**Exercise**
All of the data that follows should be retyped exactly, please, except the pictures.

**Material**
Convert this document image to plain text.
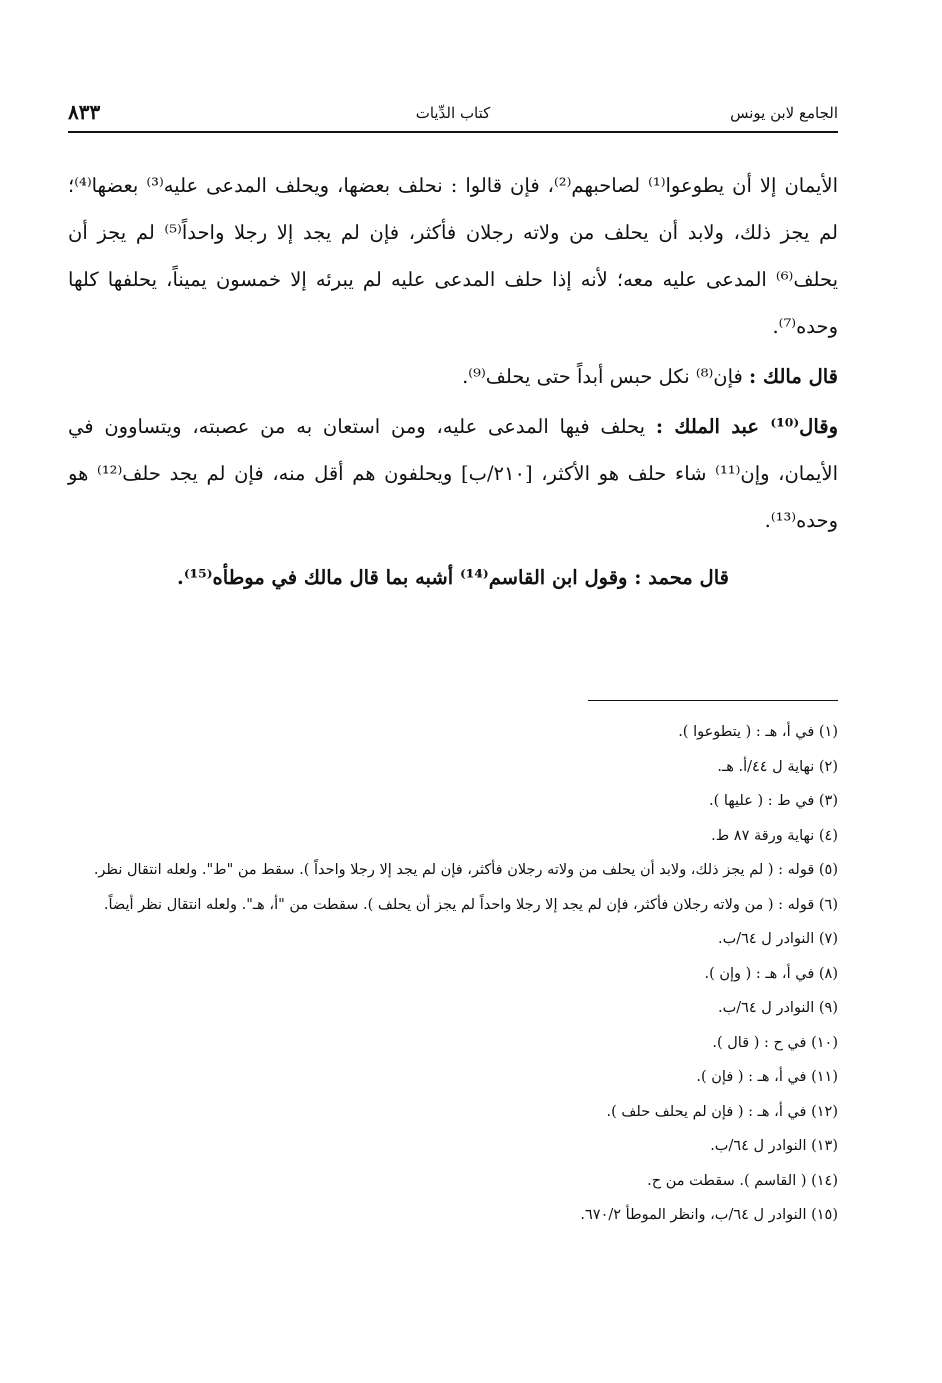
الجامع لابن يونس
كتاب الدِّيات
٨٣٣

الأيمان إلا أن يطوعوا⁽¹⁾ لصاحبهم⁽²⁾، فإن قالوا : نحلف بعضها، ويحلف المدعى عليه⁽³⁾ بعضها⁽⁴⁾؛ لم يجز ذلك، ولابد أن يحلف من ولاته رجلان فأكثر، فإن لم يجد إلا رجلا واحداً⁽⁵⁾ لم يجز أن يحلف⁽⁶⁾ المدعى عليه معه؛ لأنه إذا حلف المدعى عليه لم يبرئه إلا خمسون يميناً، يحلفها كلها وحده⁽⁷⁾.

قال مالك : فإن⁽⁸⁾ نكل حبس أبداً حتى يحلف⁽⁹⁾.

وقال⁽¹⁰⁾ عبد الملك : يحلف فيها المدعى عليه، ومن استعان به من عصبته، ويتساوون في الأيمان، وإن⁽¹¹⁾ شاء حلف هو الأكثر، [٢١٠/ب] ويحلفون هم أقل منه، فإن لم يجد حلف⁽¹²⁾ هو وحده⁽¹³⁾.

قال محمد : وقول ابن القاسم⁽¹⁴⁾ أشبه بما قال مالك في موطأه⁽¹⁵⁾.

(١) في أ، هـ : ( يتطوعوا ).

(٢) نهاية ل ٤٤/أ. هـ.

(٣) في ط : ( عليها ).

(٤) نهاية ورقة ٨٧ ط.

(٥) قوله : ( لم يجز ذلك، ولابد أن يحلف من ولاته رجلان فأكثر، فإن لم يجد إلا رجلا واحداً ). سقط من "ط". ولعله انتقال نظر.

(٦) قوله : ( من ولاته رجلان فأكثر، فإن لم يجد إلا رجلا واحداً لم يجز أن يحلف ). سقطت من "أ، هـ". ولعله انتقال نظر أيضاً.

(٧) النوادر ل ٦٤/ب.

(٨) في أ، هـ : ( وإن ).

(٩) النوادر ل ٦٤/ب.

(١٠) في ح : ( قال ).

(١١) في أ، هـ : ( فإن ).

(١٢) في أ، هـ : ( فإن لم يحلف حلف ).

(١٣) النوادر ل ٦٤/ب.

(١٤) ( القاسم ). سقطت من ح.

(١٥) النوادر ل ٦٤/ب، وانظر الموطأ ٦٧٠/٢.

**Response below**
Convert this document image to plain text.
الجامع لابن يونس
كتاب الدِّيات
٨٣٣

الأيمان إلا أن يطوعوا⁽¹⁾ لصاحبهم⁽²⁾، فإن قالوا : نحلف بعضها، ويحلف المدعى عليه⁽³⁾ بعضها⁽⁴⁾؛ لم يجز ذلك، ولابد أن يحلف من ولاته رجلان فأكثر، فإن لم يجد إلا رجلا واحداً⁽⁵⁾ لم يجز أن يحلف⁽⁶⁾ المدعى عليه معه؛ لأنه إذا حلف المدعى عليه لم يبرئه إلا خمسون يميناً، يحلفها كلها وحده⁽⁷⁾.

قال مالك : فإن⁽⁸⁾ نكل حبس أبداً حتى يحلف⁽⁹⁾.

وقال⁽¹⁰⁾ عبد الملك : يحلف فيها المدعى عليه، ومن استعان به من عصبته، ويتساوون في الأيمان، وإن⁽¹¹⁾ شاء حلف هو الأكثر، [٢١٠/ب] ويحلفون هم أقل منه، فإن لم يجد حلف⁽¹²⁾ هو وحده⁽¹³⁾.

قال محمد : وقول ابن القاسم⁽¹⁴⁾ أشبه بما قال مالك في موطأه⁽¹⁵⁾.

(١) في أ، هـ : ( يتطوعوا ).

(٢) نهاية ل ٤٤/أ. هـ.

(٣) في ط : ( عليها ).

(٤) نهاية ورقة ٨٧ ط.

(٥) قوله : ( لم يجز ذلك، ولابد أن يحلف من ولاته رجلان فأكثر، فإن لم يجد إلا رجلا واحداً ). سقط من "ط". ولعله انتقال نظر.

(٦) قوله : ( من ولاته رجلان فأكثر، فإن لم يجد إلا رجلا واحداً لم يجز أن يحلف ). سقطت من "أ، هـ". ولعله انتقال نظر أيضاً.

(٧) النوادر ل ٦٤/ب.

(٨) في أ، هـ : ( وإن ).

(٩) النوادر ل ٦٤/ب.

(١٠) في ح : ( قال ).

(١١) في أ، هـ : ( فإن ).

(١٢) في أ، هـ : ( فإن لم يحلف حلف ).

(١٣) النوادر ل ٦٤/ب.

(١٤) ( القاسم ). سقطت من ح.

(١٥) النوادر ل ٦٤/ب، وانظر الموطأ ٦٧٠/٢.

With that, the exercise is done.